SET EXERCISE:
Leaving out the pictures, retype all the material exactly.

Items from a dataset
☆ ☆ ☆ ☆
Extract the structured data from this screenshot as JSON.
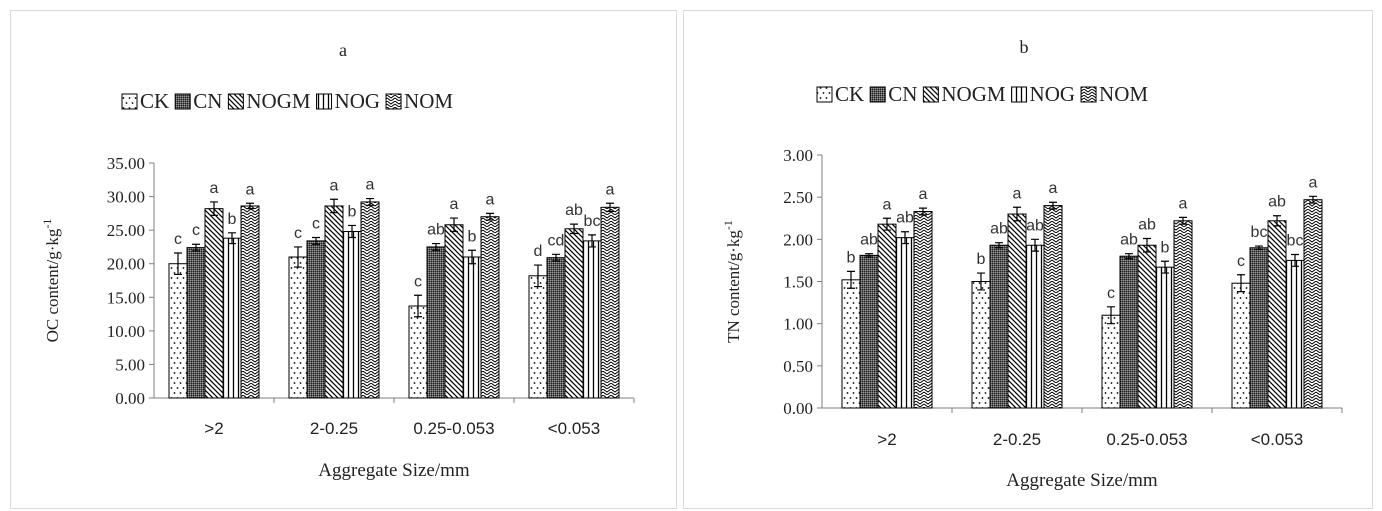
{
  "chart_data": [
    {
      "type": "bar",
      "title": "a",
      "xlabel": "Aggregate Size/mm",
      "ylabel": "OC content/g·kg",
      "ylabel_sup": "-1",
      "categories": [
        ">2",
        "2-0.25",
        "0.25-0.053",
        "<0.053"
      ],
      "ylim": [
        0,
        35
      ],
      "yticks": [
        "0.00",
        "5.00",
        "10.00",
        "15.00",
        "20.00",
        "25.00",
        "30.00",
        "35.00"
      ],
      "grid": false,
      "legend_position": "top",
      "series": [
        {
          "name": "CK",
          "values": [
            20.0,
            21.0,
            13.7,
            18.2
          ],
          "errors": [
            1.6,
            1.5,
            1.6,
            1.6
          ],
          "letters": [
            "c",
            "c",
            "c",
            "d"
          ]
        },
        {
          "name": "CN",
          "values": [
            22.4,
            23.4,
            22.5,
            20.9
          ],
          "errors": [
            0.5,
            0.5,
            0.5,
            0.5
          ],
          "letters": [
            "c",
            "c",
            "ab",
            "cd"
          ]
        },
        {
          "name": "NOGM",
          "values": [
            28.2,
            28.6,
            25.8,
            25.2
          ],
          "errors": [
            1.0,
            1.0,
            1.0,
            0.7
          ],
          "letters": [
            "a",
            "a",
            "a",
            "ab"
          ]
        },
        {
          "name": "NOG",
          "values": [
            23.8,
            24.8,
            21.0,
            23.4
          ],
          "errors": [
            0.8,
            0.9,
            1.0,
            0.9
          ],
          "letters": [
            "b",
            "b",
            "b",
            "bc"
          ]
        },
        {
          "name": "NOM",
          "values": [
            28.6,
            29.2,
            27.0,
            28.4
          ],
          "errors": [
            0.4,
            0.5,
            0.5,
            0.6
          ],
          "letters": [
            "a",
            "a",
            "a",
            "a"
          ]
        }
      ]
    },
    {
      "type": "bar",
      "title": "b",
      "xlabel": "Aggregate Size/mm",
      "ylabel": "TN content/g·kg",
      "ylabel_sup": "-1",
      "categories": [
        ">2",
        "2-0.25",
        "0.25-0.053",
        "<0.053"
      ],
      "ylim": [
        0,
        3
      ],
      "yticks": [
        "0.00",
        "0.50",
        "1.00",
        "1.50",
        "2.00",
        "2.50",
        "3.00"
      ],
      "grid": false,
      "legend_position": "top",
      "series": [
        {
          "name": "CK",
          "values": [
            1.52,
            1.5,
            1.1,
            1.48
          ],
          "errors": [
            0.1,
            0.1,
            0.1,
            0.1
          ],
          "letters": [
            "b",
            "b",
            "c",
            "c"
          ]
        },
        {
          "name": "CN",
          "values": [
            1.81,
            1.93,
            1.8,
            1.9
          ],
          "errors": [
            0.02,
            0.03,
            0.03,
            0.02
          ],
          "letters": [
            "ab",
            "ab",
            "ab",
            "bc"
          ]
        },
        {
          "name": "NOGM",
          "values": [
            2.18,
            2.3,
            1.93,
            2.22
          ],
          "errors": [
            0.07,
            0.08,
            0.08,
            0.06
          ],
          "letters": [
            "a",
            "a",
            "ab",
            "ab"
          ]
        },
        {
          "name": "NOG",
          "values": [
            2.02,
            1.93,
            1.67,
            1.75
          ],
          "errors": [
            0.07,
            0.07,
            0.07,
            0.07
          ],
          "letters": [
            "ab",
            "ab",
            "b",
            "bc"
          ]
        },
        {
          "name": "NOM",
          "values": [
            2.33,
            2.4,
            2.22,
            2.47
          ],
          "errors": [
            0.04,
            0.04,
            0.04,
            0.04
          ],
          "letters": [
            "a",
            "a",
            "a",
            "a"
          ]
        }
      ]
    }
  ]
}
☆ ☆ ☆ ☆
TASK RESULT:
Extract the structured data from this screenshot as JSON.
{
  "chart_data": [
    {
      "type": "bar",
      "title": "a",
      "xlabel": "Aggregate Size/mm",
      "ylabel": "OC content/g·kg",
      "ylabel_sup": "-1",
      "categories": [
        ">2",
        "2-0.25",
        "0.25-0.053",
        "<0.053"
      ],
      "ylim": [
        0,
        35
      ],
      "yticks": [
        "0.00",
        "5.00",
        "10.00",
        "15.00",
        "20.00",
        "25.00",
        "30.00",
        "35.00"
      ],
      "grid": false,
      "legend_position": "top",
      "series": [
        {
          "name": "CK",
          "values": [
            20.0,
            21.0,
            13.7,
            18.2
          ],
          "errors": [
            1.6,
            1.5,
            1.6,
            1.6
          ],
          "letters": [
            "c",
            "c",
            "c",
            "d"
          ]
        },
        {
          "name": "CN",
          "values": [
            22.4,
            23.4,
            22.5,
            20.9
          ],
          "errors": [
            0.5,
            0.5,
            0.5,
            0.5
          ],
          "letters": [
            "c",
            "c",
            "ab",
            "cd"
          ]
        },
        {
          "name": "NOGM",
          "values": [
            28.2,
            28.6,
            25.8,
            25.2
          ],
          "errors": [
            1.0,
            1.0,
            1.0,
            0.7
          ],
          "letters": [
            "a",
            "a",
            "a",
            "ab"
          ]
        },
        {
          "name": "NOG",
          "values": [
            23.8,
            24.8,
            21.0,
            23.4
          ],
          "errors": [
            0.8,
            0.9,
            1.0,
            0.9
          ],
          "letters": [
            "b",
            "b",
            "b",
            "bc"
          ]
        },
        {
          "name": "NOM",
          "values": [
            28.6,
            29.2,
            27.0,
            28.4
          ],
          "errors": [
            0.4,
            0.5,
            0.5,
            0.6
          ],
          "letters": [
            "a",
            "a",
            "a",
            "a"
          ]
        }
      ]
    },
    {
      "type": "bar",
      "title": "b",
      "xlabel": "Aggregate Size/mm",
      "ylabel": "TN content/g·kg",
      "ylabel_sup": "-1",
      "categories": [
        ">2",
        "2-0.25",
        "0.25-0.053",
        "<0.053"
      ],
      "ylim": [
        0,
        3
      ],
      "yticks": [
        "0.00",
        "0.50",
        "1.00",
        "1.50",
        "2.00",
        "2.50",
        "3.00"
      ],
      "grid": false,
      "legend_position": "top",
      "series": [
        {
          "name": "CK",
          "values": [
            1.52,
            1.5,
            1.1,
            1.48
          ],
          "errors": [
            0.1,
            0.1,
            0.1,
            0.1
          ],
          "letters": [
            "b",
            "b",
            "c",
            "c"
          ]
        },
        {
          "name": "CN",
          "values": [
            1.81,
            1.93,
            1.8,
            1.9
          ],
          "errors": [
            0.02,
            0.03,
            0.03,
            0.02
          ],
          "letters": [
            "ab",
            "ab",
            "ab",
            "bc"
          ]
        },
        {
          "name": "NOGM",
          "values": [
            2.18,
            2.3,
            1.93,
            2.22
          ],
          "errors": [
            0.07,
            0.08,
            0.08,
            0.06
          ],
          "letters": [
            "a",
            "a",
            "ab",
            "ab"
          ]
        },
        {
          "name": "NOG",
          "values": [
            2.02,
            1.93,
            1.67,
            1.75
          ],
          "errors": [
            0.07,
            0.07,
            0.07,
            0.07
          ],
          "letters": [
            "ab",
            "ab",
            "b",
            "bc"
          ]
        },
        {
          "name": "NOM",
          "values": [
            2.33,
            2.4,
            2.22,
            2.47
          ],
          "errors": [
            0.04,
            0.04,
            0.04,
            0.04
          ],
          "letters": [
            "a",
            "a",
            "a",
            "a"
          ]
        }
      ]
    }
  ]
}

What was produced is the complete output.